* **WORK INSTRUCTIONS**
Repeat every entry in the listing below, exactly.

* **RECORDS TO USE**
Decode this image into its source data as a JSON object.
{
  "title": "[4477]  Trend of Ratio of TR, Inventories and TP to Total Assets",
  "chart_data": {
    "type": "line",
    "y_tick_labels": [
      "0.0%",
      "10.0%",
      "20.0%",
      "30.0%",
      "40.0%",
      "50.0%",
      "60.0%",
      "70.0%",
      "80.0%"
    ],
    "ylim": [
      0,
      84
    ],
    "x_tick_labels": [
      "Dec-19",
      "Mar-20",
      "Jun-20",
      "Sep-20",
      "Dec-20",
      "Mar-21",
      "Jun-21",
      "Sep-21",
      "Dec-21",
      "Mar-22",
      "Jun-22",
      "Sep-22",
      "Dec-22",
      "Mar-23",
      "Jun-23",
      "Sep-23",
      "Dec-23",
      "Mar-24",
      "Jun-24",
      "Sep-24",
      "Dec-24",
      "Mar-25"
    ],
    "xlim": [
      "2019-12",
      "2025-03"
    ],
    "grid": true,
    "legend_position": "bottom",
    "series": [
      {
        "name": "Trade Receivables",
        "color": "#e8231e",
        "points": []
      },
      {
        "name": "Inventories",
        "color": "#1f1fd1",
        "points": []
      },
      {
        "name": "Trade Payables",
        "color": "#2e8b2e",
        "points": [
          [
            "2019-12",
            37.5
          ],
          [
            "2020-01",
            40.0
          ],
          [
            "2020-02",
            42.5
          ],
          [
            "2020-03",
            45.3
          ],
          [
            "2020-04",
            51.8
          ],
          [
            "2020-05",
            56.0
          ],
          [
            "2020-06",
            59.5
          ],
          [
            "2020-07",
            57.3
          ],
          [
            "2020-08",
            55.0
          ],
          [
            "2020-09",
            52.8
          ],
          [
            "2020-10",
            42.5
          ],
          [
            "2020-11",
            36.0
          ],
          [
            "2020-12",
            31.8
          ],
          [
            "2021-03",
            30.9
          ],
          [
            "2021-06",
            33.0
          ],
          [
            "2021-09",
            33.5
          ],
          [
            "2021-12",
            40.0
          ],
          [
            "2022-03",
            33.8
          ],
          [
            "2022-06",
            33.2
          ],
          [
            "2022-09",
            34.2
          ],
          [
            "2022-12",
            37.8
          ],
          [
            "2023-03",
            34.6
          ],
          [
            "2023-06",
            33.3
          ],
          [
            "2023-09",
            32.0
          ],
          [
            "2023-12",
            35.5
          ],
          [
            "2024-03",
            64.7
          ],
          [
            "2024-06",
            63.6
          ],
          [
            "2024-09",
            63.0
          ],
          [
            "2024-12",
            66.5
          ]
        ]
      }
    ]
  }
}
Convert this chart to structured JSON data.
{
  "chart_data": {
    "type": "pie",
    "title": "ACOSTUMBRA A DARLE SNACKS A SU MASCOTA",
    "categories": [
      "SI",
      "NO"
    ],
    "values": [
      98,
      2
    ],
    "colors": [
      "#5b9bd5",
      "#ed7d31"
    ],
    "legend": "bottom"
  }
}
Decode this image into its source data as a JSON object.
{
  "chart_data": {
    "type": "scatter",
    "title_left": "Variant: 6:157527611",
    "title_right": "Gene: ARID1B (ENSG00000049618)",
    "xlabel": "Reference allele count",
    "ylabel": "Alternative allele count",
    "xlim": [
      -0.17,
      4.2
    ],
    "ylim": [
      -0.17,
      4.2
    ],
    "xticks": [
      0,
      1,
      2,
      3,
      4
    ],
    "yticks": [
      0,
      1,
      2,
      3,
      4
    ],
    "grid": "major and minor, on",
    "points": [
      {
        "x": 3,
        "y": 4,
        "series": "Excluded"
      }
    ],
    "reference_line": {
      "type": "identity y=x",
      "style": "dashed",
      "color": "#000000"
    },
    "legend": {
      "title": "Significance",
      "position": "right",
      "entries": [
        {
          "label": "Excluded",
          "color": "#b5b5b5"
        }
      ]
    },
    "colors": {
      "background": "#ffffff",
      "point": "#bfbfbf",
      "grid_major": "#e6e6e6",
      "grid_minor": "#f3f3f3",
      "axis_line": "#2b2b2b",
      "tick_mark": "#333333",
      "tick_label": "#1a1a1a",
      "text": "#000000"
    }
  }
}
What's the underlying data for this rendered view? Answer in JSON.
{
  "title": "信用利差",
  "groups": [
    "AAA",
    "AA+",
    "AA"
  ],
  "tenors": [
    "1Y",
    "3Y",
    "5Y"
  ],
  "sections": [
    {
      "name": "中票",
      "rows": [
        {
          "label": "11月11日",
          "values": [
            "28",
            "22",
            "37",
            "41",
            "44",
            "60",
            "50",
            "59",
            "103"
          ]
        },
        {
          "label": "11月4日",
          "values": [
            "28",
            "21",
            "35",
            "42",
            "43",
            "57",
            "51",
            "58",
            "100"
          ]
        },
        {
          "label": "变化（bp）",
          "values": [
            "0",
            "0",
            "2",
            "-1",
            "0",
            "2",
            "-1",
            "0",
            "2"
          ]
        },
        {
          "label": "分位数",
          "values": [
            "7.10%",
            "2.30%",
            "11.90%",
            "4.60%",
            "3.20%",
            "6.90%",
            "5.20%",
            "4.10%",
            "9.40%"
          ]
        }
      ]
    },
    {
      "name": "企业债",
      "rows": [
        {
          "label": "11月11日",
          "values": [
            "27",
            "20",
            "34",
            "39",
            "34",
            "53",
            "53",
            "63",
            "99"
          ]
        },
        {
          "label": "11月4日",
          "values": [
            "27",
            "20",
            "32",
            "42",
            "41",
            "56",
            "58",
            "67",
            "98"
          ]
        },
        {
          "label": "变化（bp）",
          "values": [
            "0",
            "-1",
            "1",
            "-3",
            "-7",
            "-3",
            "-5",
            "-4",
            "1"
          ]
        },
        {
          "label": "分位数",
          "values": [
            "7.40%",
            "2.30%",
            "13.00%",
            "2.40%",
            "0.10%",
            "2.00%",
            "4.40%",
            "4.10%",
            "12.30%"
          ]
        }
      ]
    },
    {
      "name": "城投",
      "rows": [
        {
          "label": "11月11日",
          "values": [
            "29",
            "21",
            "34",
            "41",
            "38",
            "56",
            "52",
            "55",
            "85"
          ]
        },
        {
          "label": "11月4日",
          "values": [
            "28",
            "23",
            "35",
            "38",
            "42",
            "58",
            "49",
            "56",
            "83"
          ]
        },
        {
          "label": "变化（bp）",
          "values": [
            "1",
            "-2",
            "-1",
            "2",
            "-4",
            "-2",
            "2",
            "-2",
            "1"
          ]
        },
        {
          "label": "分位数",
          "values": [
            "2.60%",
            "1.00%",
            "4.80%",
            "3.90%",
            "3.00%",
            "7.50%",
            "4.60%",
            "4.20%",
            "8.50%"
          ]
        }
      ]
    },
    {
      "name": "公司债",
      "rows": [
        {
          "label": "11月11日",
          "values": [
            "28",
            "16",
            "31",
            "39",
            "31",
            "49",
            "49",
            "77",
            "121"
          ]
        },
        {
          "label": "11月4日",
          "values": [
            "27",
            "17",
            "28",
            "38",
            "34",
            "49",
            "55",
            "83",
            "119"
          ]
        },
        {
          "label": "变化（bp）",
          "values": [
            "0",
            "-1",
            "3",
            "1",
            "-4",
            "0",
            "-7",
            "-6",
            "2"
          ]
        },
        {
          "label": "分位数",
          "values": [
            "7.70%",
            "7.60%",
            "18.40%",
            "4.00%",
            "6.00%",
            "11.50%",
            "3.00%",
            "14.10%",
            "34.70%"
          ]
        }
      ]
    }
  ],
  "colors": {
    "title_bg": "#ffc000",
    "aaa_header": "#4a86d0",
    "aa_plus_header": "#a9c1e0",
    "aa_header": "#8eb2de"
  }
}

* **SOLUTION TO THE PROBLEM**
Decode this image into its source data as a JSON object.
{
  "title": "[4477]  Trend of Ratio of TR, Inventories and TP to Total Assets",
  "chart_data": {
    "type": "line",
    "y_tick_labels": [
      "0.0%",
      "10.0%",
      "20.0%",
      "30.0%",
      "40.0%",
      "50.0%",
      "60.0%",
      "70.0%",
      "80.0%"
    ],
    "ylim": [
      0,
      84
    ],
    "x_tick_labels": [
      "Dec-19",
      "Mar-20",
      "Jun-20",
      "Sep-20",
      "Dec-20",
      "Mar-21",
      "Jun-21",
      "Sep-21",
      "Dec-21",
      "Mar-22",
      "Jun-22",
      "Sep-22",
      "Dec-22",
      "Mar-23",
      "Jun-23",
      "Sep-23",
      "Dec-23",
      "Mar-24",
      "Jun-24",
      "Sep-24",
      "Dec-24",
      "Mar-25"
    ],
    "xlim": [
      "2019-12",
      "2025-03"
    ],
    "grid": true,
    "legend_position": "bottom",
    "series": [
      {
        "name": "Trade Receivables",
        "color": "#e8231e",
        "points": []
      },
      {
        "name": "Inventories",
        "color": "#1f1fd1",
        "points": []
      },
      {
        "name": "Trade Payables",
        "color": "#2e8b2e",
        "points": [
          [
            "2019-12",
            37.5
          ],
          [
            "2020-01",
            40.0
          ],
          [
            "2020-02",
            42.5
          ],
          [
            "2020-03",
            45.3
          ],
          [
            "2020-04",
            51.8
          ],
          [
            "2020-05",
            56.0
          ],
          [
            "2020-06",
            59.5
          ],
          [
            "2020-07",
            57.3
          ],
          [
            "2020-08",
            55.0
          ],
          [
            "2020-09",
            52.8
          ],
          [
            "2020-10",
            42.5
          ],
          [
            "2020-11",
            36.0
          ],
          [
            "2020-12",
            31.8
          ],
          [
            "2021-03",
            30.9
          ],
          [
            "2021-06",
            33.0
          ],
          [
            "2021-09",
            33.5
          ],
          [
            "2021-12",
            40.0
          ],
          [
            "2022-03",
            33.8
          ],
          [
            "2022-06",
            33.2
          ],
          [
            "2022-09",
            34.2
          ],
          [
            "2022-12",
            37.8
          ],
          [
            "2023-03",
            34.6
          ],
          [
            "2023-06",
            33.3
          ],
          [
            "2023-09",
            32.0
          ],
          [
            "2023-12",
            35.5
          ],
          [
            "2024-03",
            64.7
          ],
          [
            "2024-06",
            63.6
          ],
          [
            "2024-09",
            63.0
          ],
          [
            "2024-12",
            66.5
          ]
        ]
      }
    ]
  }
}
Convert this chart to structured JSON data.
{
  "chart_data": {
    "type": "pie",
    "title": "ACOSTUMBRA A DARLE SNACKS A SU MASCOTA",
    "categories": [
      "SI",
      "NO"
    ],
    "values": [
      98,
      2
    ],
    "colors": [
      "#5b9bd5",
      "#ed7d31"
    ],
    "legend": "bottom"
  }
}
Decode this image into its source data as a JSON object.
{
  "chart_data": {
    "type": "scatter",
    "title_left": "Variant: 6:157527611",
    "title_right": "Gene: ARID1B (ENSG00000049618)",
    "xlabel": "Reference allele count",
    "ylabel": "Alternative allele count",
    "xlim": [
      -0.17,
      4.2
    ],
    "ylim": [
      -0.17,
      4.2
    ],
    "xticks": [
      0,
      1,
      2,
      3,
      4
    ],
    "yticks": [
      0,
      1,
      2,
      3,
      4
    ],
    "grid": "major and minor, on",
    "points": [
      {
        "x": 3,
        "y": 4,
        "series": "Excluded"
      }
    ],
    "reference_line": {
      "type": "identity y=x",
      "style": "dashed",
      "color": "#000000"
    },
    "legend": {
      "title": "Significance",
      "position": "right",
      "entries": [
        {
          "label": "Excluded",
          "color": "#b5b5b5"
        }
      ]
    },
    "colors": {
      "background": "#ffffff",
      "point": "#bfbfbf",
      "grid_major": "#e6e6e6",
      "grid_minor": "#f3f3f3",
      "axis_line": "#2b2b2b",
      "tick_mark": "#333333",
      "tick_label": "#1a1a1a",
      "text": "#000000"
    }
  }
}
What's the underlying data for this rendered view? Answer in JSON.
{
  "title": "信用利差",
  "groups": [
    "AAA",
    "AA+",
    "AA"
  ],
  "tenors": [
    "1Y",
    "3Y",
    "5Y"
  ],
  "sections": [
    {
      "name": "中票",
      "rows": [
        {
          "label": "11月11日",
          "values": [
            "28",
            "22",
            "37",
            "41",
            "44",
            "60",
            "50",
            "59",
            "103"
          ]
        },
        {
          "label": "11月4日",
          "values": [
            "28",
            "21",
            "35",
            "42",
            "43",
            "57",
            "51",
            "58",
            "100"
          ]
        },
        {
          "label": "变化（bp）",
          "values": [
            "0",
            "0",
            "2",
            "-1",
            "0",
            "2",
            "-1",
            "0",
            "2"
          ]
        },
        {
          "label": "分位数",
          "values": [
            "7.10%",
            "2.30%",
            "11.90%",
            "4.60%",
            "3.20%",
            "6.90%",
            "5.20%",
            "4.10%",
            "9.40%"
          ]
        }
      ]
    },
    {
      "name": "企业债",
      "rows": [
        {
          "label": "11月11日",
          "values": [
            "27",
            "20",
            "34",
            "39",
            "34",
            "53",
            "53",
            "63",
            "99"
          ]
        },
        {
          "label": "11月4日",
          "values": [
            "27",
            "20",
            "32",
            "42",
            "41",
            "56",
            "58",
            "67",
            "98"
          ]
        },
        {
          "label": "变化（bp）",
          "values": [
            "0",
            "-1",
            "1",
            "-3",
            "-7",
            "-3",
            "-5",
            "-4",
            "1"
          ]
        },
        {
          "label": "分位数",
          "values": [
            "7.40%",
            "2.30%",
            "13.00%",
            "2.40%",
            "0.10%",
            "2.00%",
            "4.40%",
            "4.10%",
            "12.30%"
          ]
        }
      ]
    },
    {
      "name": "城投",
      "rows": [
        {
          "label": "11月11日",
          "values": [
            "29",
            "21",
            "34",
            "41",
            "38",
            "56",
            "52",
            "55",
            "85"
          ]
        },
        {
          "label": "11月4日",
          "values": [
            "28",
            "23",
            "35",
            "38",
            "42",
            "58",
            "49",
            "56",
            "83"
          ]
        },
        {
          "label": "变化（bp）",
          "values": [
            "1",
            "-2",
            "-1",
            "2",
            "-4",
            "-2",
            "2",
            "-2",
            "1"
          ]
        },
        {
          "label": "分位数",
          "values": [
            "2.60%",
            "1.00%",
            "4.80%",
            "3.90%",
            "3.00%",
            "7.50%",
            "4.60%",
            "4.20%",
            "8.50%"
          ]
        }
      ]
    },
    {
      "name": "公司债",
      "rows": [
        {
          "label": "11月11日",
          "values": [
            "28",
            "16",
            "31",
            "39",
            "31",
            "49",
            "49",
            "77",
            "121"
          ]
        },
        {
          "label": "11月4日",
          "values": [
            "27",
            "17",
            "28",
            "38",
            "34",
            "49",
            "55",
            "83",
            "119"
          ]
        },
        {
          "label": "变化（bp）",
          "values": [
            "0",
            "-1",
            "3",
            "1",
            "-4",
            "0",
            "-7",
            "-6",
            "2"
          ]
        },
        {
          "label": "分位数",
          "values": [
            "7.70%",
            "7.60%",
            "18.40%",
            "4.00%",
            "6.00%",
            "11.50%",
            "3.00%",
            "14.10%",
            "34.70%"
          ]
        }
      ]
    }
  ],
  "colors": {
    "title_bg": "#ffc000",
    "aaa_header": "#4a86d0",
    "aa_plus_header": "#a9c1e0",
    "aa_header": "#8eb2de"
  }
}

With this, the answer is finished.